## start Records for this exercise

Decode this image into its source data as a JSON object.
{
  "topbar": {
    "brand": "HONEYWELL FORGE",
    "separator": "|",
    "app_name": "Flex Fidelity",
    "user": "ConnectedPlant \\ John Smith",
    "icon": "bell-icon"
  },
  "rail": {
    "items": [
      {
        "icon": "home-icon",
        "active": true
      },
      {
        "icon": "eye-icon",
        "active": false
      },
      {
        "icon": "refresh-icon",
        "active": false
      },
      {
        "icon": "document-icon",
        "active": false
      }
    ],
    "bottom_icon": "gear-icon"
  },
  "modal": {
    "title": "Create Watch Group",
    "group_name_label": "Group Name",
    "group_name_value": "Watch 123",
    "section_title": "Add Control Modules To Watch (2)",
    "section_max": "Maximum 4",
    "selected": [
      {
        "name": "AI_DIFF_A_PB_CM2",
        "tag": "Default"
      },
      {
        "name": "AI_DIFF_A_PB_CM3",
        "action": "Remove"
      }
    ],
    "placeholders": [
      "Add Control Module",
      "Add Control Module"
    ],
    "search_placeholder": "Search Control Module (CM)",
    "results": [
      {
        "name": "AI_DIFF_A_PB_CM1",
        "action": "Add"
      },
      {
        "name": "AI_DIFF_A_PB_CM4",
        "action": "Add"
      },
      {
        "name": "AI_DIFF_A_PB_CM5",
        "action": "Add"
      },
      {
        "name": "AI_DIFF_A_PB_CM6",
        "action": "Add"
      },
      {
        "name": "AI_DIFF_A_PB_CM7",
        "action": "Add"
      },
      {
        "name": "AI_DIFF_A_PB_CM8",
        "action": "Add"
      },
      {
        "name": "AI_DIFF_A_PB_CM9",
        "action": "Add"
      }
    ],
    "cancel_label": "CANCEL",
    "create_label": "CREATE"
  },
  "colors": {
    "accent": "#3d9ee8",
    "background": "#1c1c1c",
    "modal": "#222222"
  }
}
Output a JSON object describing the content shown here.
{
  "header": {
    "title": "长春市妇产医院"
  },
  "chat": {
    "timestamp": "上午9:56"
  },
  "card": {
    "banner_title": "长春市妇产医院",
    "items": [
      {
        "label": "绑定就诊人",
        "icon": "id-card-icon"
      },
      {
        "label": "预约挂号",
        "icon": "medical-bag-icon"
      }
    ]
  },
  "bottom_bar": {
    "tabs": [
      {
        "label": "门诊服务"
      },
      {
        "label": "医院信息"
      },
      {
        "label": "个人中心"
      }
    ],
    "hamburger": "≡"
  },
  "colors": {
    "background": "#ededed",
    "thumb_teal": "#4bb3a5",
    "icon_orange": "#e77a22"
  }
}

## end Records for this exercise

All of the records must be retyped exactly as they are.

Decode this image into its source data as a JSON object.
{
  "topbar": {
    "brand": "HONEYWELL FORGE",
    "separator": "|",
    "app_name": "Flex Fidelity",
    "user": "ConnectedPlant \\ John Smith",
    "icon": "bell-icon"
  },
  "rail": {
    "items": [
      {
        "icon": "home-icon",
        "active": true
      },
      {
        "icon": "eye-icon",
        "active": false
      },
      {
        "icon": "refresh-icon",
        "active": false
      },
      {
        "icon": "document-icon",
        "active": false
      }
    ],
    "bottom_icon": "gear-icon"
  },
  "modal": {
    "title": "Create Watch Group",
    "group_name_label": "Group Name",
    "group_name_value": "Watch 123",
    "section_title": "Add Control Modules To Watch (2)",
    "section_max": "Maximum 4",
    "selected": [
      {
        "name": "AI_DIFF_A_PB_CM2",
        "tag": "Default"
      },
      {
        "name": "AI_DIFF_A_PB_CM3",
        "action": "Remove"
      }
    ],
    "placeholders": [
      "Add Control Module",
      "Add Control Module"
    ],
    "search_placeholder": "Search Control Module (CM)",
    "results": [
      {
        "name": "AI_DIFF_A_PB_CM1",
        "action": "Add"
      },
      {
        "name": "AI_DIFF_A_PB_CM4",
        "action": "Add"
      },
      {
        "name": "AI_DIFF_A_PB_CM5",
        "action": "Add"
      },
      {
        "name": "AI_DIFF_A_PB_CM6",
        "action": "Add"
      },
      {
        "name": "AI_DIFF_A_PB_CM7",
        "action": "Add"
      },
      {
        "name": "AI_DIFF_A_PB_CM8",
        "action": "Add"
      },
      {
        "name": "AI_DIFF_A_PB_CM9",
        "action": "Add"
      }
    ],
    "cancel_label": "CANCEL",
    "create_label": "CREATE"
  },
  "colors": {
    "accent": "#3d9ee8",
    "background": "#1c1c1c",
    "modal": "#222222"
  }
}
Output a JSON object describing the content shown here.
{
  "header": {
    "title": "长春市妇产医院"
  },
  "chat": {
    "timestamp": "上午9:56"
  },
  "card": {
    "banner_title": "长春市妇产医院",
    "items": [
      {
        "label": "绑定就诊人",
        "icon": "id-card-icon"
      },
      {
        "label": "预约挂号",
        "icon": "medical-bag-icon"
      }
    ]
  },
  "bottom_bar": {
    "tabs": [
      {
        "label": "门诊服务"
      },
      {
        "label": "医院信息"
      },
      {
        "label": "个人中心"
      }
    ],
    "hamburger": "≡"
  },
  "colors": {
    "background": "#ededed",
    "thumb_teal": "#4bb3a5",
    "icon_orange": "#e77a22"
  }
}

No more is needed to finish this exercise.